• Objective: Reproduce word for word the part of the passage on mutexes and read-write locks that begins with the words containing "Is it necessary" and ends with "access to it.".

--- Start of Passage provided ---

Is it necessary to use mutexes to lock an object both when you're reading and writing to it or is it enough just locking it when you write to it. In other words, what happens if a thread is reading an object, that is not locked, and then another thread wants to lock and write to it? It seems much more efficient to just lock it only when you need to change it, otherwise, the program may end up spending more time locking and unlocking an object just to get read and write access to it.


This is called a read-write lock. What you do is you have a variable that indicates if the resource is being read or written. You use a mutex for reading this variable. Each thread locks the mutex, reads that variable, and then decides what to do:
  • If the thread wants to read, and the resource is flagged for reading, go ahead and read
  • If the thread wants to read, and the resource is flagged for writing:
    • If there are threads waiting to write, wait
    • If there are no threads waiting to write, flag it for reading, wait for the current writing thread to finish, then go ahead and read
  • If the thread wants to write, and the resource is flagged for reading, flag it for writing, wait for the current reading threads to finish, then go ahead and write
  • If the thread wants to write, and the resource is flagged for writing, wait for the current writing thread to finish, then go ahead and write
Note that you actually need more than one variable for this condition. Let's see...

--- End of Passage provided ---
--- Start of Source excerpt ---

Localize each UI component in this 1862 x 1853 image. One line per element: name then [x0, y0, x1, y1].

--- End of Source excerpt ---

• Task result:
Is it necessary to use mutexes to lock an object both when you're reading and writing to it or is it enough just locking it when you write to it. In other words, what happens if a thread is reading an object, that is not locked, and then another thread wants to lock and write to it? It seems much more efficient to just lock it only when you need to change it, otherwise, the program may end up spending more time locking and unlocking an object just to get read and write access to it.